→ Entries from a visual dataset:

● ● ●

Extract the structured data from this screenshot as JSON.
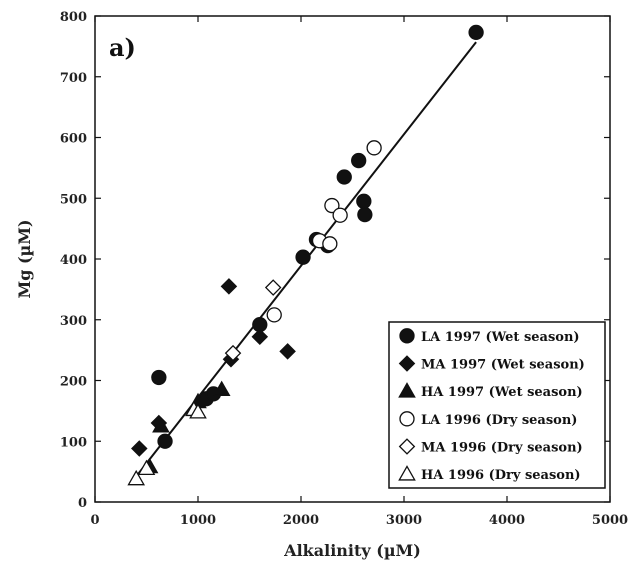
{
  "chart_data": {
    "type": "scatter",
    "panel_label": "a)",
    "xlabel": "Alkalinity (µM)",
    "ylabel": "Mg (µM)",
    "xlim": [
      0,
      5000
    ],
    "ylim": [
      0,
      800
    ],
    "x_ticks": [
      0,
      1000,
      2000,
      3000,
      4000,
      5000
    ],
    "y_ticks": [
      0,
      100,
      200,
      300,
      400,
      500,
      600,
      700,
      800
    ],
    "legend_position": "bottom-right",
    "series": [
      {
        "name": "LA 1997 (Wet season)",
        "marker": "circle",
        "filled": true,
        "points": [
          [
            620,
            205
          ],
          [
            680,
            100
          ],
          [
            1080,
            170
          ],
          [
            1150,
            178
          ],
          [
            1600,
            292
          ],
          [
            2020,
            403
          ],
          [
            2150,
            432
          ],
          [
            2260,
            422
          ],
          [
            2420,
            535
          ],
          [
            2560,
            562
          ],
          [
            2610,
            495
          ],
          [
            2620,
            473
          ],
          [
            3700,
            773
          ]
        ]
      },
      {
        "name": "MA 1997 (Wet season)",
        "marker": "diamond",
        "filled": true,
        "points": [
          [
            430,
            88
          ],
          [
            620,
            130
          ],
          [
            1300,
            355
          ],
          [
            1320,
            235
          ],
          [
            1600,
            272
          ],
          [
            1870,
            248
          ]
        ]
      },
      {
        "name": "HA 1997 (Wet season)",
        "marker": "triangle",
        "filled": true,
        "points": [
          [
            530,
            58
          ],
          [
            640,
            125
          ],
          [
            1000,
            165
          ],
          [
            1230,
            185
          ]
        ]
      },
      {
        "name": "LA 1996 (Dry season)",
        "marker": "circle",
        "filled": false,
        "points": [
          [
            1740,
            308
          ],
          [
            2180,
            430
          ],
          [
            2280,
            425
          ],
          [
            2300,
            488
          ],
          [
            2380,
            472
          ],
          [
            2710,
            583
          ]
        ]
      },
      {
        "name": "MA 1996 (Dry season)",
        "marker": "diamond",
        "filled": false,
        "points": [
          [
            1340,
            245
          ],
          [
            1730,
            353
          ]
        ]
      },
      {
        "name": "HA 1996 (Dry season)",
        "marker": "triangle",
        "filled": false,
        "points": [
          [
            400,
            38
          ],
          [
            500,
            55
          ],
          [
            960,
            152
          ],
          [
            1000,
            148
          ]
        ]
      }
    ],
    "regression_line": {
      "x": [
        390,
        3700
      ],
      "y": [
        40,
        757
      ]
    }
  }
}
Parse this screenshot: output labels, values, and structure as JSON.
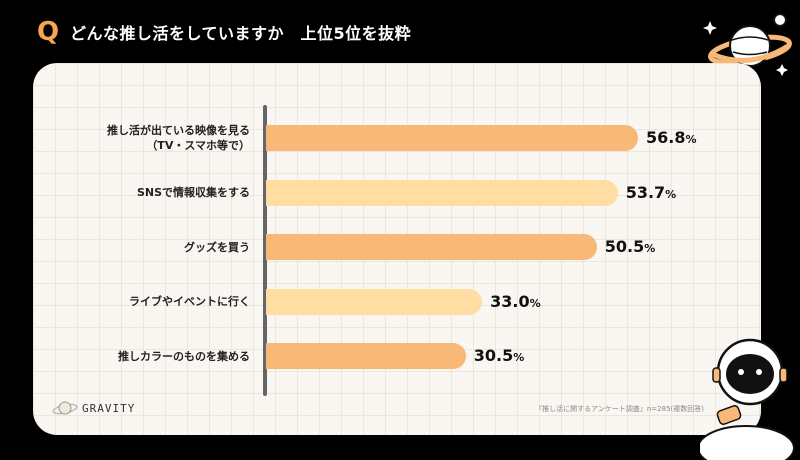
{
  "header": {
    "q_mark": "Q",
    "title": "どんな推し活をしていますか　上位5位を抜粋"
  },
  "chart_data": {
    "type": "bar",
    "orientation": "horizontal",
    "categories": [
      [
        "推し活が出ている映像を見る",
        "（TV・スマホ等で）"
      ],
      [
        "SNSで情報収集をする"
      ],
      [
        "グッズを買う"
      ],
      [
        "ライブやイベントに行く"
      ],
      [
        "推しカラーのものを集める"
      ]
    ],
    "values": [
      56.8,
      53.7,
      50.5,
      33.0,
      30.5
    ],
    "value_labels": [
      "56.8",
      "53.7",
      "50.5",
      "33.0",
      "30.5"
    ],
    "unit": "%",
    "bar_colors": [
      "#F8B877",
      "#FFDDA3",
      "#F8B877",
      "#FFDDA3",
      "#F8B877"
    ]
  },
  "source": "『推し活に関するアンケート調査』n=285(複数回答)",
  "logo": {
    "text": "GRAVITY",
    "icon": "planet-icon"
  },
  "decorations": [
    "planet-icon",
    "astronaut-icon"
  ]
}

● ● ●

→ PROBLEM TO WORK ON:
Go through the records and copy each line with "season" in it.

→ THE ANSWER:
        "name": "LA 1997 (Wet season)",
        "name": "MA 1997 (Wet season)",
        "name": "HA 1997 (Wet season)",
        "name": "LA 1996 (Dry season)",
        "name": "MA 1996 (Dry season)",
        "name": "HA 1996 (Dry season)",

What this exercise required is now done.